Skip to main content
Pentaho Documentation

Pentaho Worker Nodes System Recommendations

There are several hardware, networking, and operating system recommendations for running the Pentaho Worker Nodes Product on one or more instances.

Resource Recommendations

This section provides basic resource requirements for running Pentaho Worker Nodes Product on an HCI instance. You can scale your own worker nodes environments based on your work item load. When aligning your available resources with the work item load you want to run, keep the following guidelines in mind:

  • A single instance of HCI requires 8 GB of RAM and 2 cores per machine, plus 50 GB of available disk space.
Resource Required amounts to run a single HCI instance
RAM 8 GB
CPU 2 cores
Available disk space 50 GB
  • A single worker node is configured for 8 GB of RAM and 2 cores from the cluster, plus 8 GB of available disk space. 
Resource Required amounts to run a single worker node
RAM 8 GB
CPU 2 cores
Available disk space 8 GB approximately

Given the above guidelines, a machine with 32 GB of RAM and 8 cores must reserve 8 GB and 2 cores for running the required HCI instance. You can, therefore, allocate the remaining 24 GB and 6 cores to running three worker nodes simultaneously.

Resource Required amounts to run 3 worker nodes simultaneously on a single HCI instance
RAM 32 GB = 8 GB (HCI instance) + 24 GB (8 GB per worker node)
CPU  8 cores = 2 cores (HCI instance) + 6 cores (2 cores per worker node)
Available disk space  75 GB   = 50 GB (HCI instance) + 25 GB (8 GB disk per worker node)

Use these guidelines to scale your resources. The more worker nodes you run simultaneously, the more hardware and resources you may need.

Single-Instance Systems Versus Multi-Instance Systems

An HCI system can have a single instance or it can have multiple instances of four or more. Each instance must meet the minimum RAM, CPU, and disk space requirements. 

Three instances are sufficient to perform leader election for distributing work. However, a multi-instance system requires a minimum of four instances because, with the minimum hardware requirements, three instances are not sufficient for running all HCI services at their recommended distributions. 

Single Instance System

A single-instance system is useful for testing and demonstration purposes. It requires only a single server and can perform all HCI functionality.

== DIRECTIVES ==
- a) According to the Pentaho worker nodes page, what is the minimum number of instances a multi-instance HCI system requires?
- b) Reproduce the Pentaho worker nodes page between "An HCI system" and "disk space requirements.", inclusive.

== EXTRACTED DATA ==
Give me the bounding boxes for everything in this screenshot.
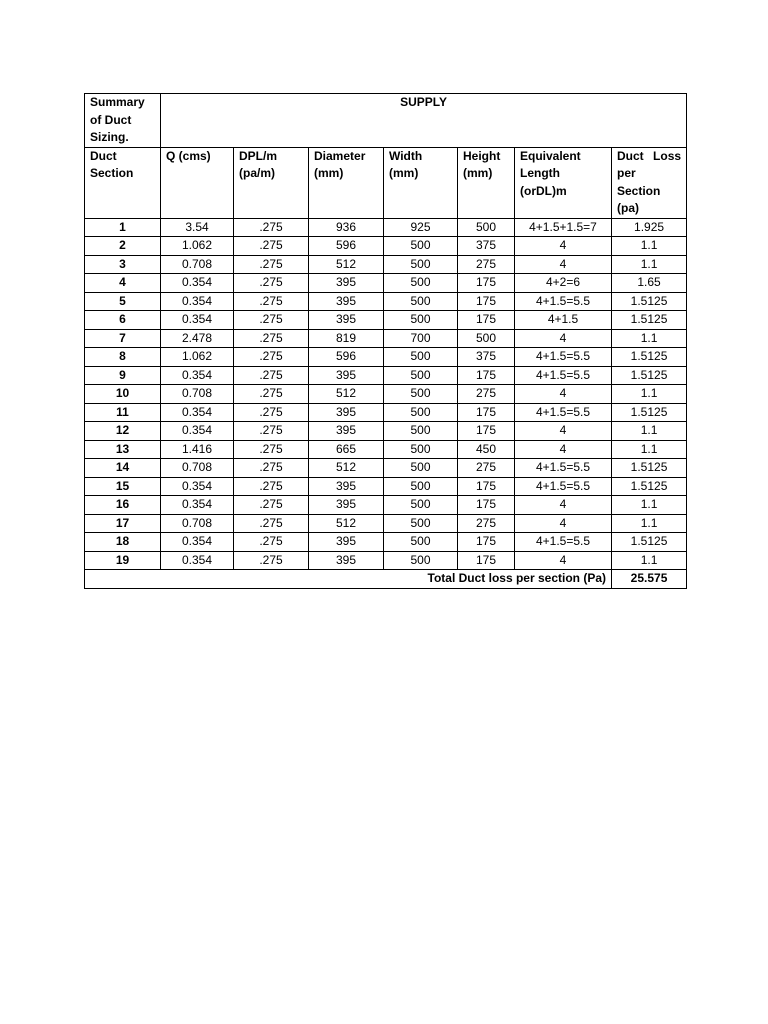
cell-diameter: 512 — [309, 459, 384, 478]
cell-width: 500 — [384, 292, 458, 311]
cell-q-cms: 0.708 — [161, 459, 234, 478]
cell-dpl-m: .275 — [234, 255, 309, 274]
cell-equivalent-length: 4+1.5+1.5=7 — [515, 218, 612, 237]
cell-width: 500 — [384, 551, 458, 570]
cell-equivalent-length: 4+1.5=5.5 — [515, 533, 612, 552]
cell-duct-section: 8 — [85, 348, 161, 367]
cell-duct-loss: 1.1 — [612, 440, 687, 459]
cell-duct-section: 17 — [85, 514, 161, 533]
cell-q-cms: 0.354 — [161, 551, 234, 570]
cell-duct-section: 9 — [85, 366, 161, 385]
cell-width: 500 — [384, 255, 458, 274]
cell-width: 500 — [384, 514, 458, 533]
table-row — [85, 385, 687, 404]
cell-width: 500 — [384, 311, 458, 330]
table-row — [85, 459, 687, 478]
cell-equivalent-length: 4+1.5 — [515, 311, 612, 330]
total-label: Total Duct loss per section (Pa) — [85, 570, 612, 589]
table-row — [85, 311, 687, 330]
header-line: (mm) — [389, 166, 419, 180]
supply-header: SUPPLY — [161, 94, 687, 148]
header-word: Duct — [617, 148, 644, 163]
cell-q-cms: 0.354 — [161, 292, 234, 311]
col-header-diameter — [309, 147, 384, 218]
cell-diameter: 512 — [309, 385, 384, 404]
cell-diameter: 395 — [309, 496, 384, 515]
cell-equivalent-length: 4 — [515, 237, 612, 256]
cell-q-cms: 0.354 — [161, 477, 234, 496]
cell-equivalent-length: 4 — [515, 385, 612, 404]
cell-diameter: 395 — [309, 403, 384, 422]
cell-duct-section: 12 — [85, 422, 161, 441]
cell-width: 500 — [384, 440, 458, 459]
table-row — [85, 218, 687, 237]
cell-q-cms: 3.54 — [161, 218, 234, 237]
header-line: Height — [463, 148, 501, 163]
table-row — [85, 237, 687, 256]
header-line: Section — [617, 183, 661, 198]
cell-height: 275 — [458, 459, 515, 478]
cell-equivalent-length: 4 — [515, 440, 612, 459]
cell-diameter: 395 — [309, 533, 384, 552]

== RESPONSES IN ORDER ==
- a) Four instances.

- b)
An HCI system can have a single instance or it can have multiple instances of four or more. Each instance must meet the minimum RAM, CPU, and disk space requirements.